[Dataset entries]
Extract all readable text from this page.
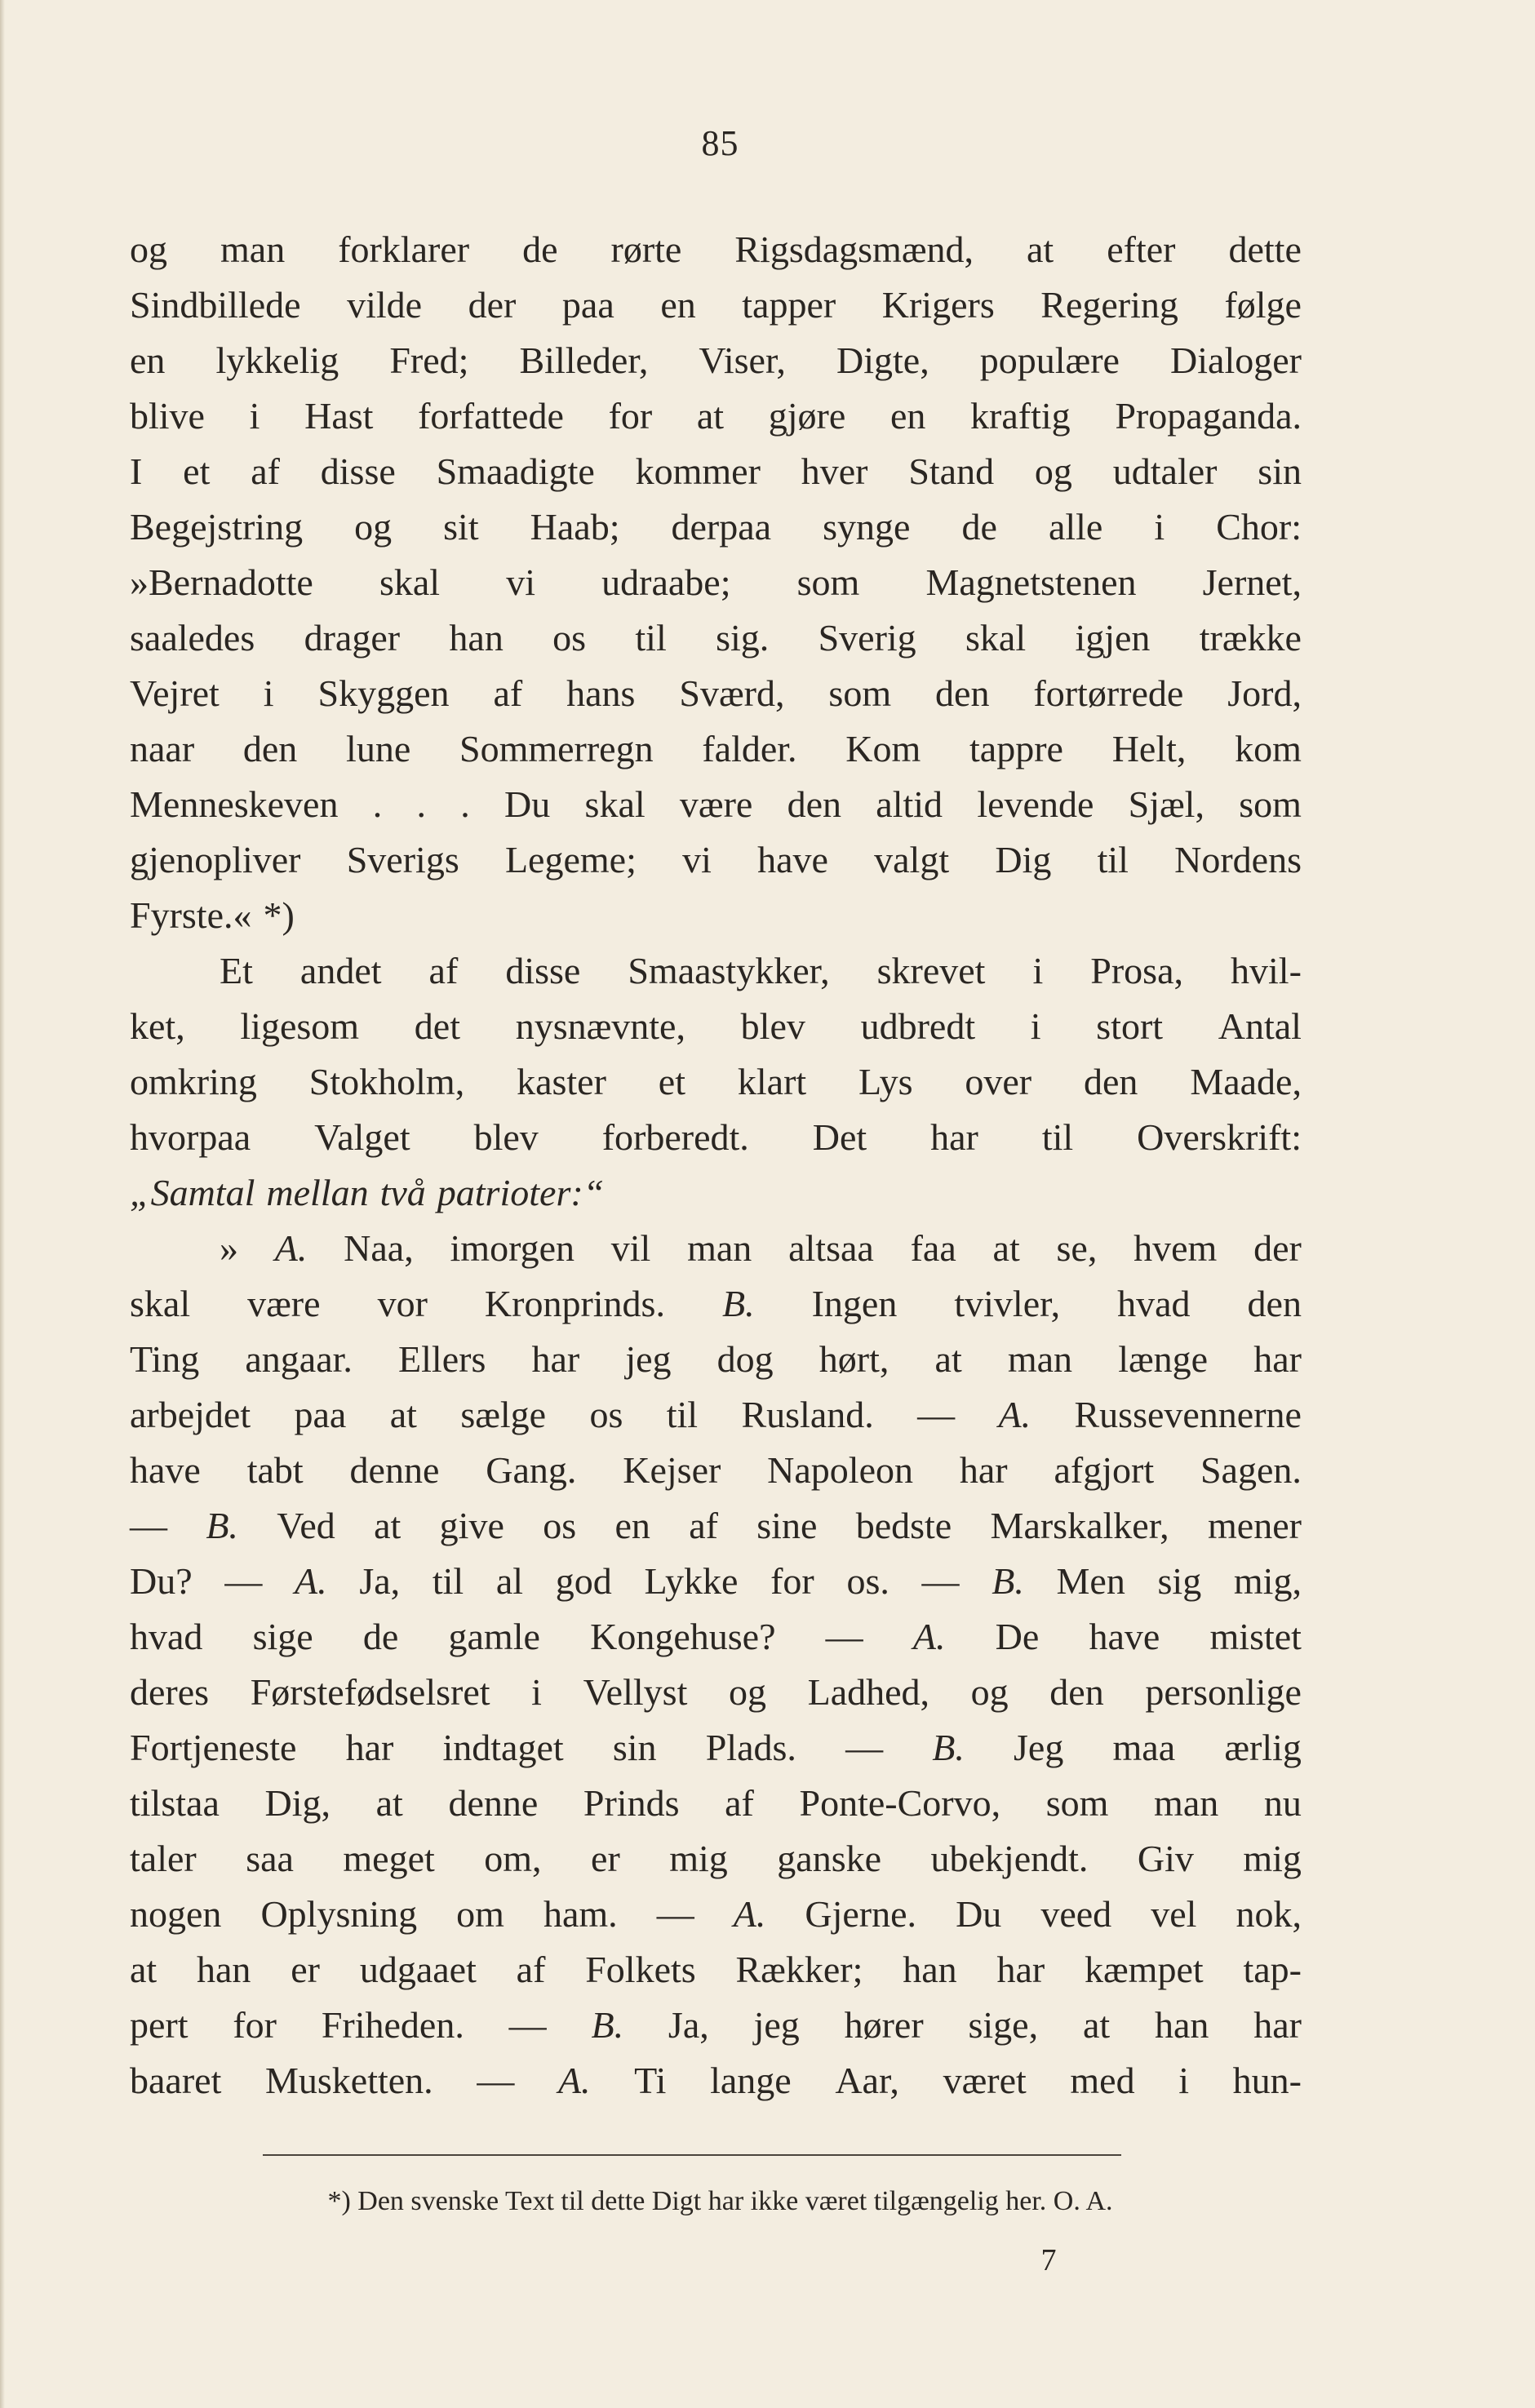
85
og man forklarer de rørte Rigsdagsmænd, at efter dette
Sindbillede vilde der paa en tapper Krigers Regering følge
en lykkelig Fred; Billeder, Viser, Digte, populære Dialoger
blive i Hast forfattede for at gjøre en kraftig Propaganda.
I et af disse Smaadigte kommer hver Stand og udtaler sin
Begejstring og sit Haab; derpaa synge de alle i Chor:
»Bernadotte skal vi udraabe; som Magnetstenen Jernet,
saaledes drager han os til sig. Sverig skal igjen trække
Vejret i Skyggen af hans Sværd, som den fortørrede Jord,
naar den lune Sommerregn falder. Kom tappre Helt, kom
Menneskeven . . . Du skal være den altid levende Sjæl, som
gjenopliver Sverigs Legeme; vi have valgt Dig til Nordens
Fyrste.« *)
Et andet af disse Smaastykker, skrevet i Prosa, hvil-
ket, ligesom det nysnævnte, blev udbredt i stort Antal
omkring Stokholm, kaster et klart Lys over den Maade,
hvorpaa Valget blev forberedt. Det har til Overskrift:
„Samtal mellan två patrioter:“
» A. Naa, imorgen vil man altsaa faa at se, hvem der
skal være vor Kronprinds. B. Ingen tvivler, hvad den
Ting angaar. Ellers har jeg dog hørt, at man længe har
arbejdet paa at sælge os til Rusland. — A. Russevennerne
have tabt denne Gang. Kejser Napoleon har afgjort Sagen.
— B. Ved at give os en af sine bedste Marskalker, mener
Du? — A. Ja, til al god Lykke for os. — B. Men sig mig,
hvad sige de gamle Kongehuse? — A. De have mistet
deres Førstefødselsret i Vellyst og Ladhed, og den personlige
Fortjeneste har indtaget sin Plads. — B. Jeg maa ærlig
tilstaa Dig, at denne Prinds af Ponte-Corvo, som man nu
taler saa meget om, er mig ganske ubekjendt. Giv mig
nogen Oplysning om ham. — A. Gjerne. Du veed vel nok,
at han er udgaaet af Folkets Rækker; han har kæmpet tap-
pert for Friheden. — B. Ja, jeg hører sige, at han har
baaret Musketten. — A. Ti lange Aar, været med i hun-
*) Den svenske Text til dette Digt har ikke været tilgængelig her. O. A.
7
==
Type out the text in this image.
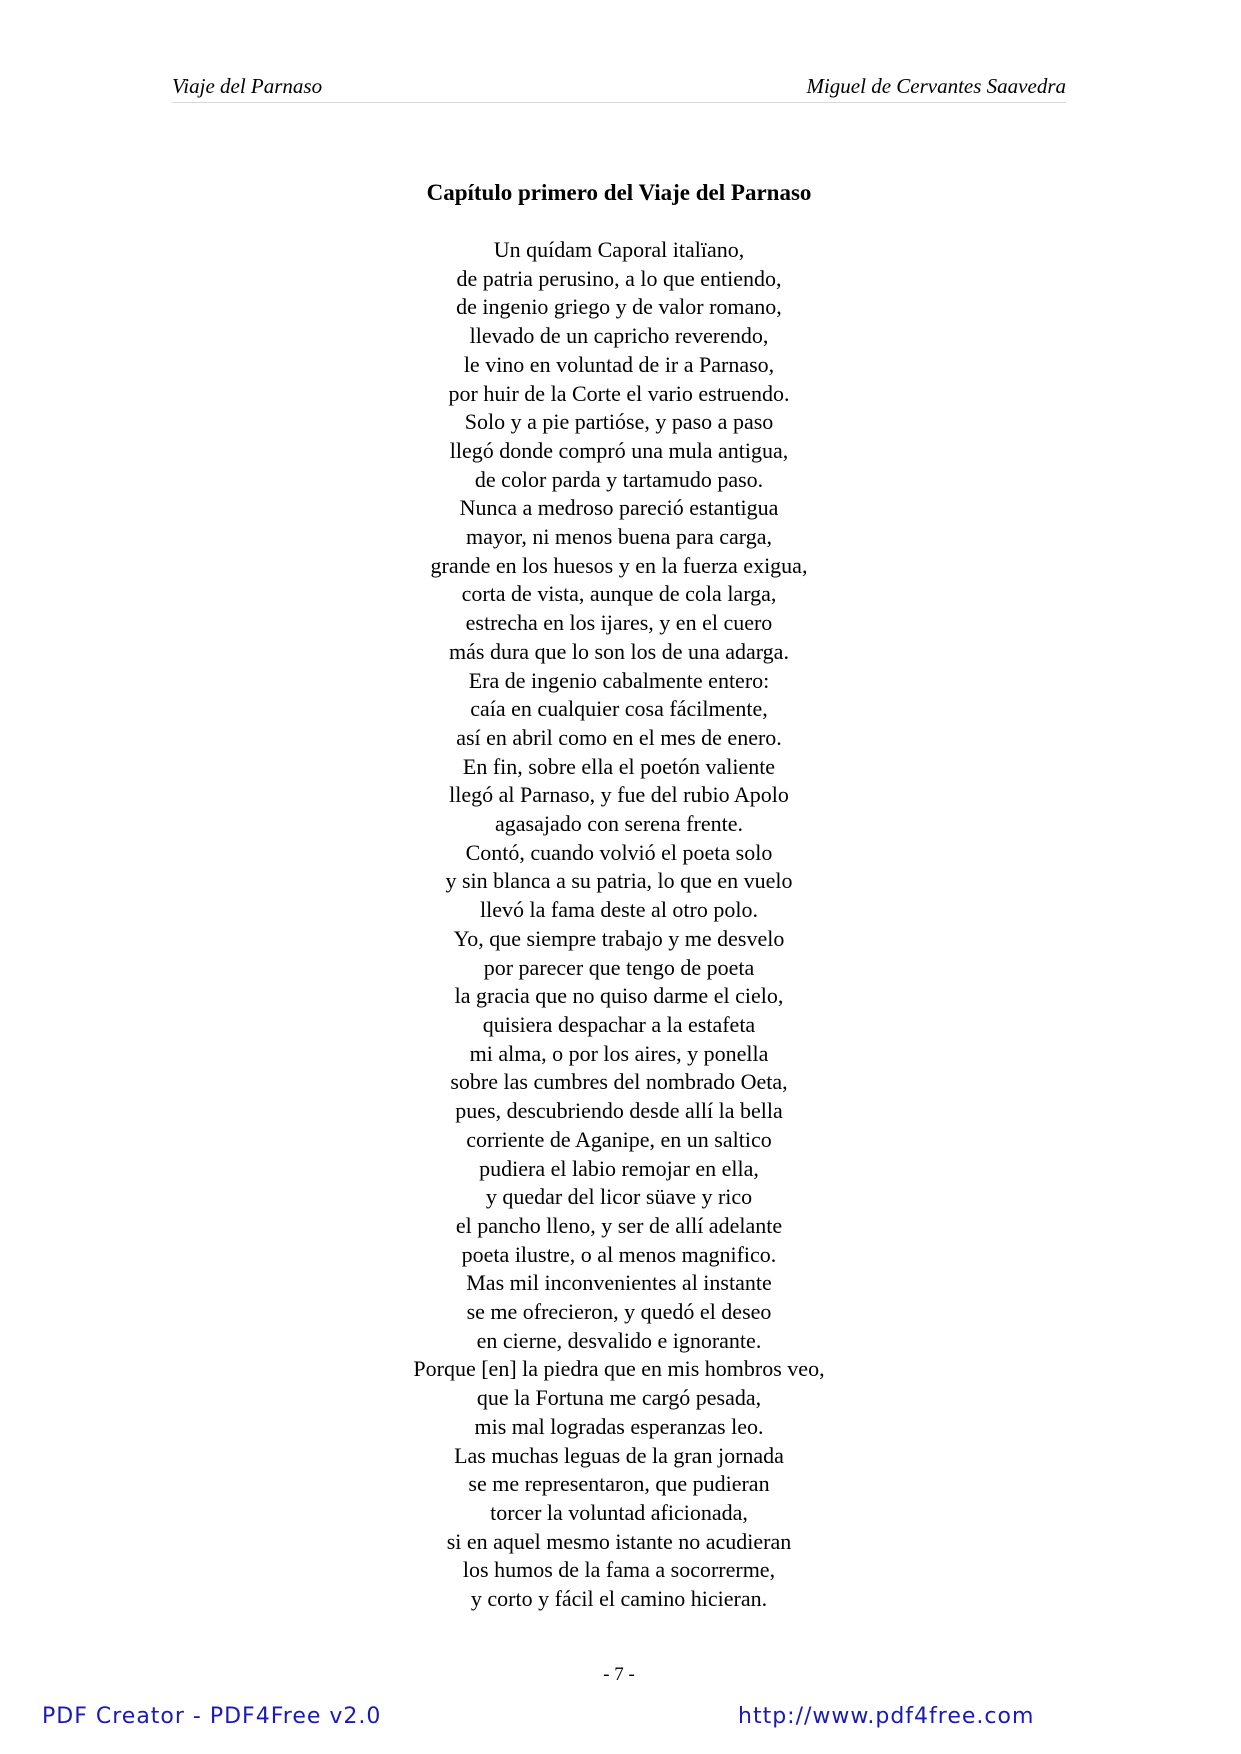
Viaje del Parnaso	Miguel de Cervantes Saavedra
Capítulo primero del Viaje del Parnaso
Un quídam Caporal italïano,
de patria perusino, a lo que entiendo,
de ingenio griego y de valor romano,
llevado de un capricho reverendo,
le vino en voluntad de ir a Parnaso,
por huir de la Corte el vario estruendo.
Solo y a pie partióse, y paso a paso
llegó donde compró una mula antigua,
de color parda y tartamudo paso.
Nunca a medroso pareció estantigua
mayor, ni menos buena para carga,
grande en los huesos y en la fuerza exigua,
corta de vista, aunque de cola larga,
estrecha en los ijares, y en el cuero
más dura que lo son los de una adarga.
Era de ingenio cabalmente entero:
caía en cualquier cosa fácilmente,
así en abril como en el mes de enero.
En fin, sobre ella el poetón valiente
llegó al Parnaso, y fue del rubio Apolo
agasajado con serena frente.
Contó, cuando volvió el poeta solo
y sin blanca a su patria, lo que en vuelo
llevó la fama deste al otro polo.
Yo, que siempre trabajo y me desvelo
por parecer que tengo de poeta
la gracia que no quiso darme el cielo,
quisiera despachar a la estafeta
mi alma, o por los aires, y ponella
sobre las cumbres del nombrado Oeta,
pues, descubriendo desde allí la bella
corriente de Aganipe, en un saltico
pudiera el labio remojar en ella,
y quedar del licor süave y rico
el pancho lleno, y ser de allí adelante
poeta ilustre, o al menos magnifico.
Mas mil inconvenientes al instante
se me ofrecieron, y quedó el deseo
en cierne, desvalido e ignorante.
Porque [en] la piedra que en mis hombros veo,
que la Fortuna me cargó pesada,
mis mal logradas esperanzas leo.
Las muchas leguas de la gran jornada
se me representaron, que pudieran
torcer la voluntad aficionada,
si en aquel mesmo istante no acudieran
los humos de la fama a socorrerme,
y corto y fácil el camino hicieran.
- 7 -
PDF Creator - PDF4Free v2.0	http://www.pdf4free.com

> [TASK PROMPT]: Gather each line from the listing above that holds "ingenio".

> [TASK SOLUTION]:
de ingenio griego y de valor romano,
Era de ingenio cabalmente entero:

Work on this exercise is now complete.